### The request:
From the entries below, pull out each line where "name" appears.
-- Data section start --
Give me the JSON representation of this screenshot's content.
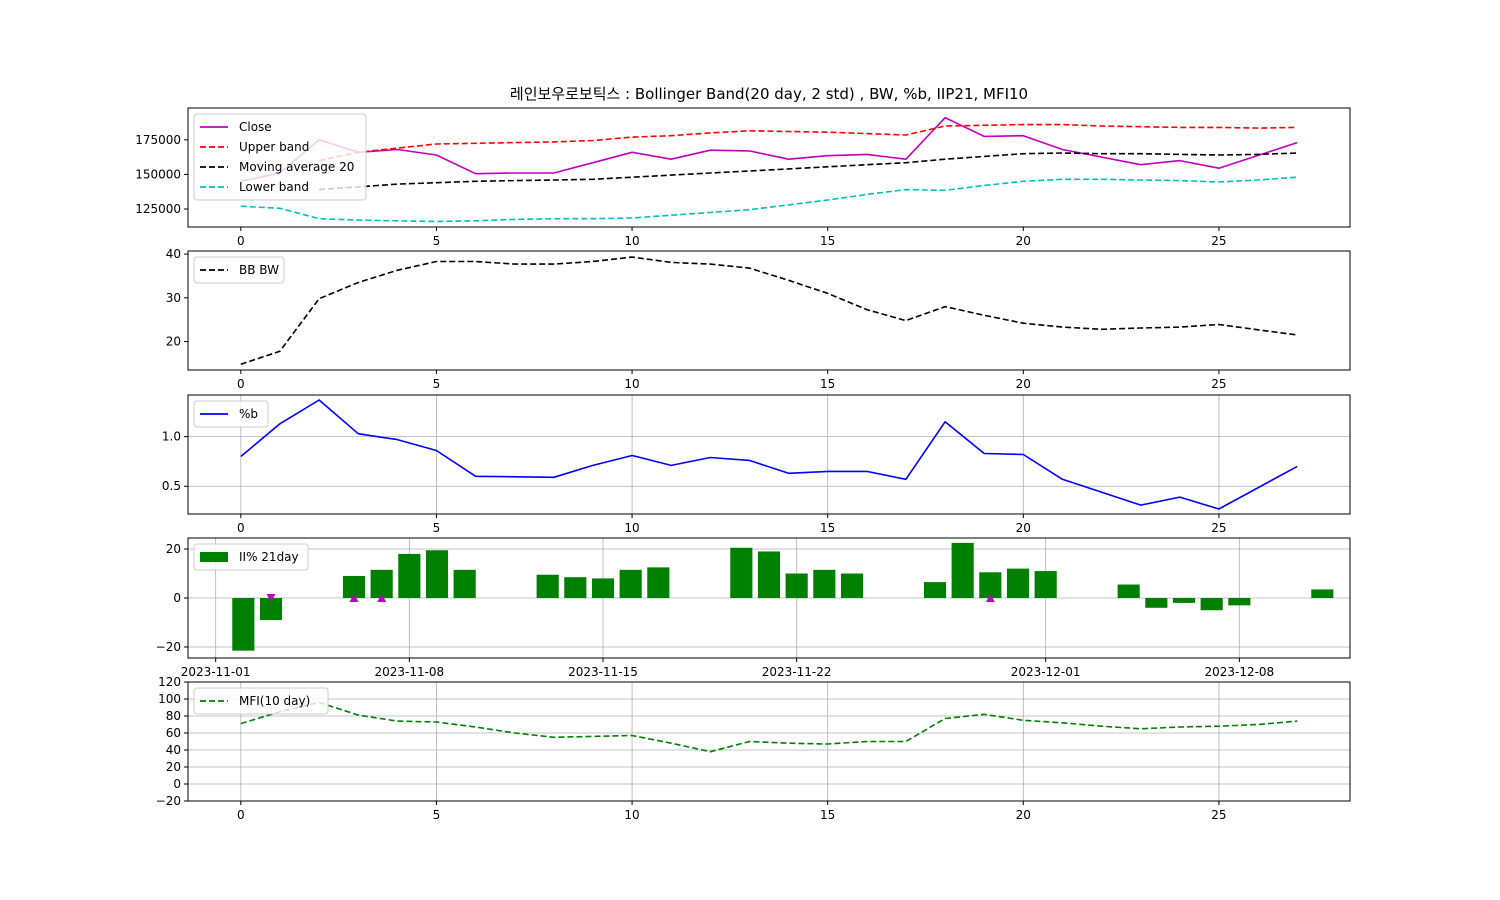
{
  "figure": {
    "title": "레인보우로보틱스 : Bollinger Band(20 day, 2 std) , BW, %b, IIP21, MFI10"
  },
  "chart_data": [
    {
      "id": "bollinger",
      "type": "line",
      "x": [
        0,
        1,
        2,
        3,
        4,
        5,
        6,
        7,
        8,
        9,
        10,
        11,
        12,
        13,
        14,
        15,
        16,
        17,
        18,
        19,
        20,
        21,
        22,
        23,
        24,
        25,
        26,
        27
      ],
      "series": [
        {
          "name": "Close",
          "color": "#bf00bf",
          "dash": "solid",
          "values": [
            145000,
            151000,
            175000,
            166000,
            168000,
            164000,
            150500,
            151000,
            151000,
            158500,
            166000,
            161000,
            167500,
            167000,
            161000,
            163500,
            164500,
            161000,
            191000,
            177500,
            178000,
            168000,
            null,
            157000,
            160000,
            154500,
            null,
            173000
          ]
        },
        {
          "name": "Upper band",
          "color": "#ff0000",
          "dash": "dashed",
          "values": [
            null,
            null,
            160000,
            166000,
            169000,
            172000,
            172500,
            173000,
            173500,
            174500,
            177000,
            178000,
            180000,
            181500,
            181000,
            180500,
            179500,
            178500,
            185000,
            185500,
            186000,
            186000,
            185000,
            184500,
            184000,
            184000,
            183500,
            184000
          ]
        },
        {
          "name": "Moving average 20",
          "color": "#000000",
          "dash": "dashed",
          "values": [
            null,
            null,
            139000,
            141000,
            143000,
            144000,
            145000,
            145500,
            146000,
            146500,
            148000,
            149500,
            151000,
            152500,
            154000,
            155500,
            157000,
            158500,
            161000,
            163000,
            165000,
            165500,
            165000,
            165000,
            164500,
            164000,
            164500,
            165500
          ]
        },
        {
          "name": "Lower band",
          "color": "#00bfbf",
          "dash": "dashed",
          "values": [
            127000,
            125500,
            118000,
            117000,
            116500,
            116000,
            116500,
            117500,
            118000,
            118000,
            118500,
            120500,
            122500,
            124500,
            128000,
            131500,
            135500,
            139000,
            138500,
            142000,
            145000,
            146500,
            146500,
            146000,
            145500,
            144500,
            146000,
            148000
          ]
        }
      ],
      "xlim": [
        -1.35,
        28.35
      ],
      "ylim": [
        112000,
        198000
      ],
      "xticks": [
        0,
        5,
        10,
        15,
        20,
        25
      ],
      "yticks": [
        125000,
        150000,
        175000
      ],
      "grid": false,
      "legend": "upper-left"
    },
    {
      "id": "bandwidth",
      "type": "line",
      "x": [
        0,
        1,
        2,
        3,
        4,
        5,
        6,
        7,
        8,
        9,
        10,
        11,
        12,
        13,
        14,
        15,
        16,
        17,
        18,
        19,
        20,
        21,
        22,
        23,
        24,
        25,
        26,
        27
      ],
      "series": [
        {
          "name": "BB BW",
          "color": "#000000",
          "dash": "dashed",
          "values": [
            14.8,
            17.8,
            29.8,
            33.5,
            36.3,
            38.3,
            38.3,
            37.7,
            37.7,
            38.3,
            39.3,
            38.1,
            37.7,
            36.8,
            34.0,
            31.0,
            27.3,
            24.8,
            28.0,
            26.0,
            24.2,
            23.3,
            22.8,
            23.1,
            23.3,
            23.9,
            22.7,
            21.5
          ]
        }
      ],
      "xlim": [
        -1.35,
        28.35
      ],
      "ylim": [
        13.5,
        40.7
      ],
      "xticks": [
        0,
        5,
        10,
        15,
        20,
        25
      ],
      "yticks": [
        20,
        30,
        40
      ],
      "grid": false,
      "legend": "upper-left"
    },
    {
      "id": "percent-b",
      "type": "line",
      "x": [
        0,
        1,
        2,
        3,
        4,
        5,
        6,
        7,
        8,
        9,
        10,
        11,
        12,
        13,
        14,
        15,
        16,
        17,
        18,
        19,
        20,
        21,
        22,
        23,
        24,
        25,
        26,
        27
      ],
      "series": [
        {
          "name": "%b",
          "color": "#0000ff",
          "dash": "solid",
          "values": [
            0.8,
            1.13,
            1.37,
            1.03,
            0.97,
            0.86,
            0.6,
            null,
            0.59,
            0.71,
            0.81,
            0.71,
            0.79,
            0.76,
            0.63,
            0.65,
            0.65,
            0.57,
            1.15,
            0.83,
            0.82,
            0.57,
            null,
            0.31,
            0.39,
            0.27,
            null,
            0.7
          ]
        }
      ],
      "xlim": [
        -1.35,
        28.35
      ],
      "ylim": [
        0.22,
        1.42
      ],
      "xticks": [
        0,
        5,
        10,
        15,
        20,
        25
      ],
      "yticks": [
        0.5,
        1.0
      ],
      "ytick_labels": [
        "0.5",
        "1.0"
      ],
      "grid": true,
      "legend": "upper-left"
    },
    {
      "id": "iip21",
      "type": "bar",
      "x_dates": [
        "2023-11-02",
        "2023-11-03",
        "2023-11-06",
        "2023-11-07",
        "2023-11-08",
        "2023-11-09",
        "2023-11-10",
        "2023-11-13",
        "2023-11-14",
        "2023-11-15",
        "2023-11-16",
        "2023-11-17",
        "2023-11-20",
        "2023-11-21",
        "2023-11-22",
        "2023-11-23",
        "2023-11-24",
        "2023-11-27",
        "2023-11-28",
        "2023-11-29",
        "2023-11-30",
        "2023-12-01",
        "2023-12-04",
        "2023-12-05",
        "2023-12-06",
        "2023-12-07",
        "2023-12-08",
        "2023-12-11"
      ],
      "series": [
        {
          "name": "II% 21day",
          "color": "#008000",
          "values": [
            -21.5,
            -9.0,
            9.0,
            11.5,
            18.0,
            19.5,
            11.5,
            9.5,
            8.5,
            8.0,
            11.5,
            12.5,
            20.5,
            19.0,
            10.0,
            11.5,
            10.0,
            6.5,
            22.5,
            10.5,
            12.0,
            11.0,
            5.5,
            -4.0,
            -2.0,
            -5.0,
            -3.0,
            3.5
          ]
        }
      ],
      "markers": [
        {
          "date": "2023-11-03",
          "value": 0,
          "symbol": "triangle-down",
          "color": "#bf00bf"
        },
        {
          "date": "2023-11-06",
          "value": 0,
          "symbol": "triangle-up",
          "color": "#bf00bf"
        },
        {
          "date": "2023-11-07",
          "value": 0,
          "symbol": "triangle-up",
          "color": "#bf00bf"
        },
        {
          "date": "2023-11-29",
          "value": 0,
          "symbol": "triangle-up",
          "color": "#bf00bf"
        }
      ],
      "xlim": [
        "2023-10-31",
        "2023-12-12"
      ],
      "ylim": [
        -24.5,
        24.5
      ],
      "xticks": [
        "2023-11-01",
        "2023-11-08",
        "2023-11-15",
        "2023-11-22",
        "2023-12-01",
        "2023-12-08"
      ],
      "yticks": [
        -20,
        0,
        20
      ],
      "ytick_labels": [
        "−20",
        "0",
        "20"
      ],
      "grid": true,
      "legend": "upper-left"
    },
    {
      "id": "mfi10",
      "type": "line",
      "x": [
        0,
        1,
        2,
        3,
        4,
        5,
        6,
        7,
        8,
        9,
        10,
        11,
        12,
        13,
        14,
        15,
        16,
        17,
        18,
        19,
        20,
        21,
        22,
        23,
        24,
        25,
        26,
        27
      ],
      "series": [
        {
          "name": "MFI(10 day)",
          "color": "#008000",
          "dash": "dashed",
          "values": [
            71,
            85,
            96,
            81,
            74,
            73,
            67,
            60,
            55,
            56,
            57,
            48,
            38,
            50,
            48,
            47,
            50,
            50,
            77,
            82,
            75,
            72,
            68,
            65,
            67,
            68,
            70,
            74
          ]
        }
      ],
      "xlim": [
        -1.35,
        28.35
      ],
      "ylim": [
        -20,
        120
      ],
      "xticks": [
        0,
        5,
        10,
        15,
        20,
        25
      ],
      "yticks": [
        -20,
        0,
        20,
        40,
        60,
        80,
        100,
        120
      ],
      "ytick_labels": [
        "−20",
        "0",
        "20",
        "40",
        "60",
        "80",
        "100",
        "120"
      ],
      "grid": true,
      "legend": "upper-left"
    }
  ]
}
-- Data section end --
-- Data section start --
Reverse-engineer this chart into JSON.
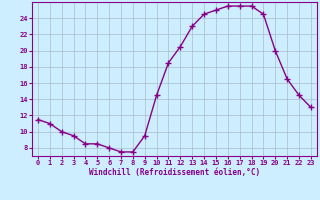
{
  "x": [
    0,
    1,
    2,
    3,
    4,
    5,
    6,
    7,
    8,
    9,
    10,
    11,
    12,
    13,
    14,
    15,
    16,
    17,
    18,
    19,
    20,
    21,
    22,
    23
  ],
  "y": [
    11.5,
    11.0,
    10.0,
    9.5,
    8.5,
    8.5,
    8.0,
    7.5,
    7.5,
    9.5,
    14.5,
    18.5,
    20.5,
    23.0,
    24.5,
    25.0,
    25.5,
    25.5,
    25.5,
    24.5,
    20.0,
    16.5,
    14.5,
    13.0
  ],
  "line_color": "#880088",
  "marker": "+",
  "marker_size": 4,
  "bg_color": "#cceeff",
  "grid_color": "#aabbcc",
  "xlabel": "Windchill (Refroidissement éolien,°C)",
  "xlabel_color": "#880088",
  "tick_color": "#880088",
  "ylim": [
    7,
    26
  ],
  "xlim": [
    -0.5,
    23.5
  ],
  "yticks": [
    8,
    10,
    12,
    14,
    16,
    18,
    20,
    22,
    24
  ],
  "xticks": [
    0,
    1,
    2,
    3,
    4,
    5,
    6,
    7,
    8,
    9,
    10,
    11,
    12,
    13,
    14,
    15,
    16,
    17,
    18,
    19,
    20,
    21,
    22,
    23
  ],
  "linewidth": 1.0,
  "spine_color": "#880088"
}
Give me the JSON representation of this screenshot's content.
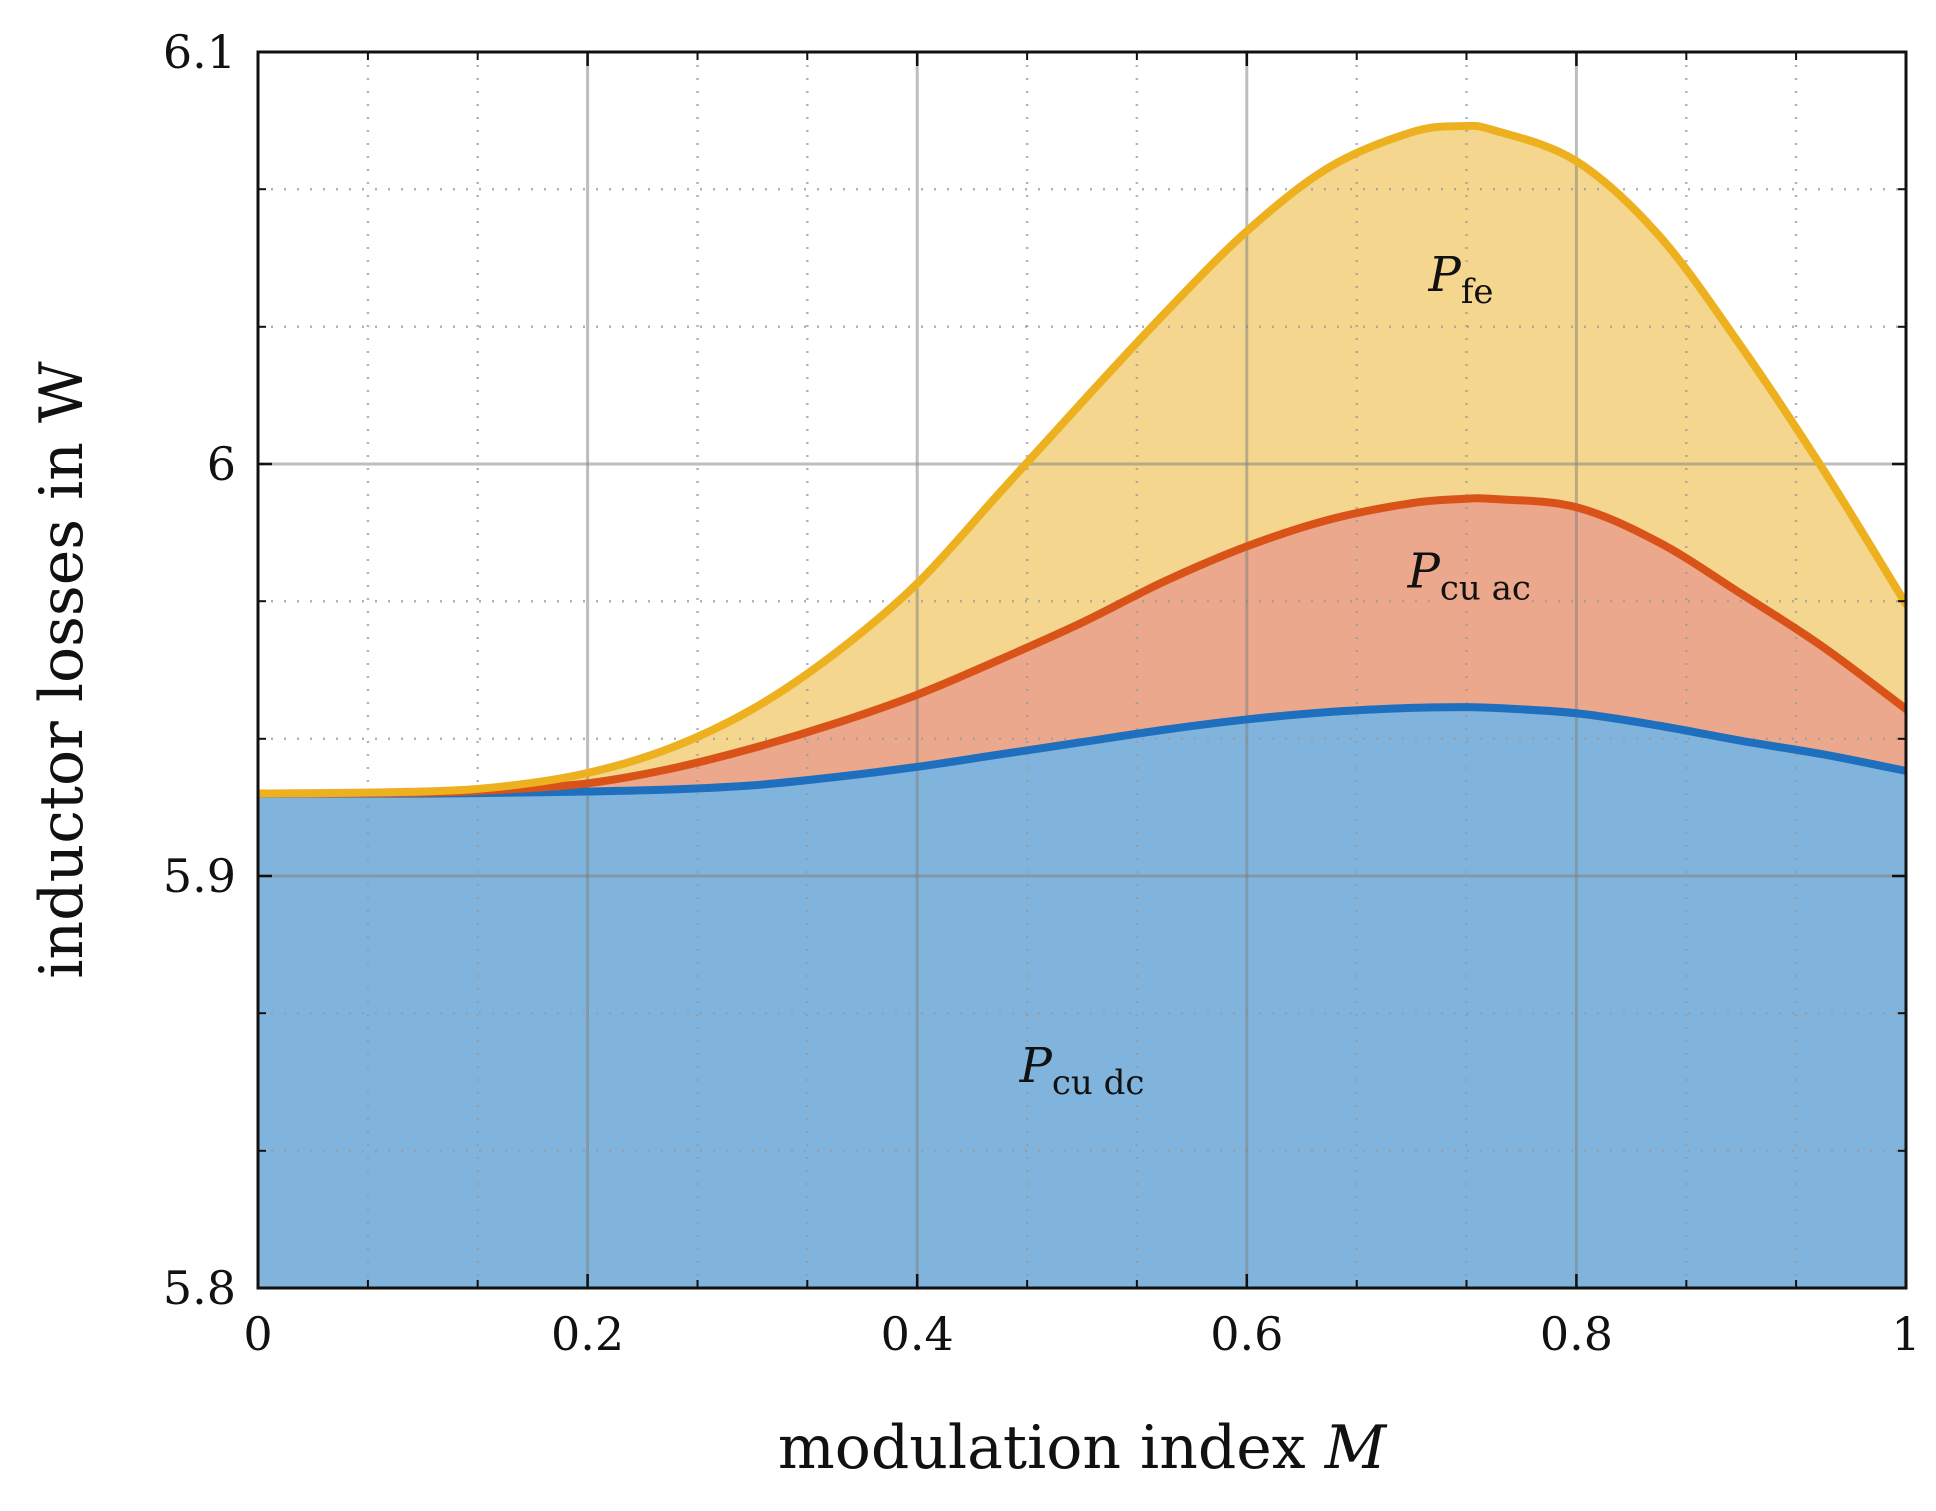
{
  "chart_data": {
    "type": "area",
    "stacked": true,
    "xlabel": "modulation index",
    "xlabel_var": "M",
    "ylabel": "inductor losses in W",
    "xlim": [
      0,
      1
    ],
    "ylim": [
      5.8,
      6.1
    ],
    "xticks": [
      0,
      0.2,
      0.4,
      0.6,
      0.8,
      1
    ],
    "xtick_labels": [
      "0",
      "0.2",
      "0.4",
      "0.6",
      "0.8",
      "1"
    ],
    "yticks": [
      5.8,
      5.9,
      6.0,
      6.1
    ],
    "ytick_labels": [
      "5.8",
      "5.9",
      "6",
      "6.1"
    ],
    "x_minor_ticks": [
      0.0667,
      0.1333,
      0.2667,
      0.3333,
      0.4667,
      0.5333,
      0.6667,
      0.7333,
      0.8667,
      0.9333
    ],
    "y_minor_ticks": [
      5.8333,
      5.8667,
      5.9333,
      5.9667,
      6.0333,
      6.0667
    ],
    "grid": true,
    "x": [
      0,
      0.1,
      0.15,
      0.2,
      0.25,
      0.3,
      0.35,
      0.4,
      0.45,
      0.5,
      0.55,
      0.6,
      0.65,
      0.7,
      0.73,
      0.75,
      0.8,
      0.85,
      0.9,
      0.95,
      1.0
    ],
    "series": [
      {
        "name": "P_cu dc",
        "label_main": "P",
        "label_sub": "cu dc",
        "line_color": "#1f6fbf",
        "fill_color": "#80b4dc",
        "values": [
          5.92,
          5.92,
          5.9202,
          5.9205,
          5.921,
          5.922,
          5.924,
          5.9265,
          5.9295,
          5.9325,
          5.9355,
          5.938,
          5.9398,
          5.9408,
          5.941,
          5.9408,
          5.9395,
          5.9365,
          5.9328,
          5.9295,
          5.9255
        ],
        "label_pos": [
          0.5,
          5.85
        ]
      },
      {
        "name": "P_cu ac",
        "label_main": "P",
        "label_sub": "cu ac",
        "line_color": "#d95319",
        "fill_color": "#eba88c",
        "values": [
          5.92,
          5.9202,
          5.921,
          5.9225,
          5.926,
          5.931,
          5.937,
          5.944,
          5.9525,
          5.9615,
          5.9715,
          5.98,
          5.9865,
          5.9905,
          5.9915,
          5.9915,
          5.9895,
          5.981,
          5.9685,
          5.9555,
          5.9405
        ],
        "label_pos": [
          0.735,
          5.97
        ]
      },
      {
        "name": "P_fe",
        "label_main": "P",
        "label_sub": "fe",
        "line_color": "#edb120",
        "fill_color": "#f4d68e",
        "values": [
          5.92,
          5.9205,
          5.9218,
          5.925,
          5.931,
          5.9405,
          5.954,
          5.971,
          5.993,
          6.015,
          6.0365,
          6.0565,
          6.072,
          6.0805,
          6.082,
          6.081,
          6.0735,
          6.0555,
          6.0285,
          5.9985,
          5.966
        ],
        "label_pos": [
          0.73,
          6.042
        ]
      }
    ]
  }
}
-- Data section end --
### Solution for this exercise:
          "name": "Close",
          "name": "Upper band",
          "name": "Moving average 20",
          "name": "Lower band",
          "name": "BB BW",
          "name": "%b",
          "name": "II% 21day",
          "name": "MFI(10 day)",
        "name": "P_cu dc",
        "name": "P_cu ac",
        "name": "P_fe",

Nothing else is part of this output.